— Start INFORMATION SHOWN —

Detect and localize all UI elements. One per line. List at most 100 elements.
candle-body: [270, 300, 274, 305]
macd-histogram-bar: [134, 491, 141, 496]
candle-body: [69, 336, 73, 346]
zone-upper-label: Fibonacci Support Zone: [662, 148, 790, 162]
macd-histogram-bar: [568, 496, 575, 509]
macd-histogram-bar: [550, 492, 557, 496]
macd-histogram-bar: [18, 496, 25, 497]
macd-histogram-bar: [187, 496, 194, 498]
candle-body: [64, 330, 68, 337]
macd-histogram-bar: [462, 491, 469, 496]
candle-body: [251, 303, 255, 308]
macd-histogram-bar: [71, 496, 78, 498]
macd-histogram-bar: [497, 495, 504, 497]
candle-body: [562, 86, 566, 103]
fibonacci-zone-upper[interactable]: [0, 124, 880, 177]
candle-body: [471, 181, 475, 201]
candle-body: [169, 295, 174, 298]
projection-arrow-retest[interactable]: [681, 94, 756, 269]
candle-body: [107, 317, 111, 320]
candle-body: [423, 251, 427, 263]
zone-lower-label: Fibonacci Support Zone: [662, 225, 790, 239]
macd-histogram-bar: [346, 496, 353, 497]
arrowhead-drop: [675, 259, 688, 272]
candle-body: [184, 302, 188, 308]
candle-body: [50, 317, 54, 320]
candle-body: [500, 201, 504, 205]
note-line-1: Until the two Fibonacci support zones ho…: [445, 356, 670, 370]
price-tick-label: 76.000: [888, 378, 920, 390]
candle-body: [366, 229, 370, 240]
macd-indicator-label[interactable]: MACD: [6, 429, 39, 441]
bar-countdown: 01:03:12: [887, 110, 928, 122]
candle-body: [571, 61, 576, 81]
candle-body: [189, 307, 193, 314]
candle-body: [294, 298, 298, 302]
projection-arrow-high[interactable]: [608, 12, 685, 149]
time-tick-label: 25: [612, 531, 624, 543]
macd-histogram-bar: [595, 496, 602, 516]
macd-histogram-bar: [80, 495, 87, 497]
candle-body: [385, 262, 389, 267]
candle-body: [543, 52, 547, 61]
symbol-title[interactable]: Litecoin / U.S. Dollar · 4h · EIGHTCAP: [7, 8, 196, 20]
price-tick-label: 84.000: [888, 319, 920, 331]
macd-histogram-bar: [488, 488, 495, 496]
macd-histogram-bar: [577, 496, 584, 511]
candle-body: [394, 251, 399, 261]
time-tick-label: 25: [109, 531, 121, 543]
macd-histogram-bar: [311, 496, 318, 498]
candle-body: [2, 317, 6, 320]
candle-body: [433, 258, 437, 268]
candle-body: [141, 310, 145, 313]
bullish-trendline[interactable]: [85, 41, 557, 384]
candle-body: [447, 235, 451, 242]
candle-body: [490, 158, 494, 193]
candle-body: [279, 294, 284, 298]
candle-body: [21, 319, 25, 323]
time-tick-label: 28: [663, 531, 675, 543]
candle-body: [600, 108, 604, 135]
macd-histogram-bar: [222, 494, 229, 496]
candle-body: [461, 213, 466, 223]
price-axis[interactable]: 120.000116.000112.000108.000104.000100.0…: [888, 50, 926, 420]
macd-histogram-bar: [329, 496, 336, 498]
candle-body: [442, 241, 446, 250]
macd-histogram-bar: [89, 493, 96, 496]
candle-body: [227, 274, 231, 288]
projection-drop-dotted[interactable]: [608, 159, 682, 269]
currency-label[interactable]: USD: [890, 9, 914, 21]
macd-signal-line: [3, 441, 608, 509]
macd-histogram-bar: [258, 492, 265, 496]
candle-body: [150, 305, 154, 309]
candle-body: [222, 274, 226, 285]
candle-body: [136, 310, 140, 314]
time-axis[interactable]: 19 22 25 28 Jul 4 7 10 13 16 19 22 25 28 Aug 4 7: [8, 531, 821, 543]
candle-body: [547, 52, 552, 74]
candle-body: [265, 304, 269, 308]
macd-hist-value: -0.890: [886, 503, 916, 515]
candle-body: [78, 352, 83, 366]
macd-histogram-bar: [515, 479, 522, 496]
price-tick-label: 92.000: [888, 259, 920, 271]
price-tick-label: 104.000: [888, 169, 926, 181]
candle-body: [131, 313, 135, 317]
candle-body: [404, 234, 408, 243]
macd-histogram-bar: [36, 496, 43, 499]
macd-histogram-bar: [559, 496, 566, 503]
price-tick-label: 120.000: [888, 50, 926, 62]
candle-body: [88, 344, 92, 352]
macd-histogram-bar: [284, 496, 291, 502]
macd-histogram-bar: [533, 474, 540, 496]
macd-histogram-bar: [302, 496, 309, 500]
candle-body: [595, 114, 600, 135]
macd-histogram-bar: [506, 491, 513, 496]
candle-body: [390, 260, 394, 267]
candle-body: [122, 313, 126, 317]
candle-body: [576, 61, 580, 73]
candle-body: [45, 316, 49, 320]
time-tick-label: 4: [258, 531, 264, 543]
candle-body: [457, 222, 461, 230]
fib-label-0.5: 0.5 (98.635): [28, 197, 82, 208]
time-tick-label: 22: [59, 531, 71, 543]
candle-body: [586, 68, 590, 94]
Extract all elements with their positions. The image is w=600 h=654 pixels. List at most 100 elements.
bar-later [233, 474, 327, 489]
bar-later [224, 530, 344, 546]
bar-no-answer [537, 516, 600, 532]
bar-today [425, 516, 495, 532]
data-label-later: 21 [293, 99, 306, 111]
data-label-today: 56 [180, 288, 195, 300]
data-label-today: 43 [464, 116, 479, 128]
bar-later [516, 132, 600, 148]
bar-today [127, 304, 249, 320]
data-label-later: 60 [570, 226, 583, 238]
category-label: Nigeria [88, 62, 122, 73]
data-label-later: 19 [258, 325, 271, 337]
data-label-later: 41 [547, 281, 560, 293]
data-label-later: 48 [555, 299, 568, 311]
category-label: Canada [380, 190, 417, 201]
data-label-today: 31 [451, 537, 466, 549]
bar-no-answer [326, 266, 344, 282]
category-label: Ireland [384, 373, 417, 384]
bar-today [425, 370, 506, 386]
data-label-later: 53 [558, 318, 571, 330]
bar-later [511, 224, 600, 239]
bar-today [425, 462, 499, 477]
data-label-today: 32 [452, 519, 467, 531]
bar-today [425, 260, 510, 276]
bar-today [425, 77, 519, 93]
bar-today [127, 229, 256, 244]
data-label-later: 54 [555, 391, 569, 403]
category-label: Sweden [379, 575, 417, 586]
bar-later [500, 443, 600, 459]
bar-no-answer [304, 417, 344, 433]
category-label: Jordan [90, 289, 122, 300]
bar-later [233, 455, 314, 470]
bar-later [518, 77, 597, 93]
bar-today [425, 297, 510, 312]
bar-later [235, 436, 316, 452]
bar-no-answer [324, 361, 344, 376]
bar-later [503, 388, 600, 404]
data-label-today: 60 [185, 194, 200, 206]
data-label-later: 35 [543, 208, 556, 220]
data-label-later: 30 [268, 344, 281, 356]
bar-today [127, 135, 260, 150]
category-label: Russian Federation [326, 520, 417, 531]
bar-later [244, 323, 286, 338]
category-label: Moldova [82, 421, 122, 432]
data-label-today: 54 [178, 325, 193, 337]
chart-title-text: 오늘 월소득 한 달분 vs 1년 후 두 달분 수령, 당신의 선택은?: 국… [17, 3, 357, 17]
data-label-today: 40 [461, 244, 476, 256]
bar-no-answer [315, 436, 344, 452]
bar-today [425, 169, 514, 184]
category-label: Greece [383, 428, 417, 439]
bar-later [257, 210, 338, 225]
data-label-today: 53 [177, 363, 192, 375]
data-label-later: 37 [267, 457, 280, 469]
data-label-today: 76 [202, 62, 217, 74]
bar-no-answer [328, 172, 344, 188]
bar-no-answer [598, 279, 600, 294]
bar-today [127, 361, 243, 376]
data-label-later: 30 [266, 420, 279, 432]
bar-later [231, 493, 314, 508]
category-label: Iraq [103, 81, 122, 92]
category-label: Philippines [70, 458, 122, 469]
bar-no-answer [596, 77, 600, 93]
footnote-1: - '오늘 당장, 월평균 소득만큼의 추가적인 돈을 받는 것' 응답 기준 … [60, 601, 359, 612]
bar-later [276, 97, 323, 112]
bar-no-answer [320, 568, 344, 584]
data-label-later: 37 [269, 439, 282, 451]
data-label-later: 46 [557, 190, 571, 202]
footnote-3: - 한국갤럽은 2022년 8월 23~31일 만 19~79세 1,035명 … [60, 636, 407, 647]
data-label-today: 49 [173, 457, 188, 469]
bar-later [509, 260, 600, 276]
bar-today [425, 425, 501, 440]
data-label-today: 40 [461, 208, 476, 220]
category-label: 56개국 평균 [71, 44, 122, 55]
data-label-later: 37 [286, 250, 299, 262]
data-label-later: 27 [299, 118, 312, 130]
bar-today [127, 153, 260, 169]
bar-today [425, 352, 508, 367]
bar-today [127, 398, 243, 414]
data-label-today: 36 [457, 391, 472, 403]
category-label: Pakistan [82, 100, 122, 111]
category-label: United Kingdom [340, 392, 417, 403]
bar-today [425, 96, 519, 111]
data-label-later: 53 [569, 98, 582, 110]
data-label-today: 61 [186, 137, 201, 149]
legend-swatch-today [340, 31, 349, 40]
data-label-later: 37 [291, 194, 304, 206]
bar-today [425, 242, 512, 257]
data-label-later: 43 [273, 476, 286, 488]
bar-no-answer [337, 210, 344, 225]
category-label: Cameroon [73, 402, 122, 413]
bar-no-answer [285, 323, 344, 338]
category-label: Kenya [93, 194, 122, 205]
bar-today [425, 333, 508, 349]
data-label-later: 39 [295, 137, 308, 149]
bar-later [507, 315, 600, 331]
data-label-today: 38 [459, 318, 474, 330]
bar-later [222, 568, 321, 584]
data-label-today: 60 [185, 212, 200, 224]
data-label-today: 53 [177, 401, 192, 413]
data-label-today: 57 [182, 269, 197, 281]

— End INFORMATION SHOWN —

(STATED TASK): Output the material again without alteration, starting with its first line and going on through the line that contains "macd-histogram-bar: [18, 496, 25, 497]", both included.

(CORRECT OUTPUT):
Detect and localize all UI elements. One per line. List at most 100 elements.
candle-body: [270, 300, 274, 305]
macd-histogram-bar: [134, 491, 141, 496]
candle-body: [69, 336, 73, 346]
zone-upper-label: Fibonacci Support Zone: [662, 148, 790, 162]
macd-histogram-bar: [568, 496, 575, 509]
macd-histogram-bar: [550, 492, 557, 496]
macd-histogram-bar: [18, 496, 25, 497]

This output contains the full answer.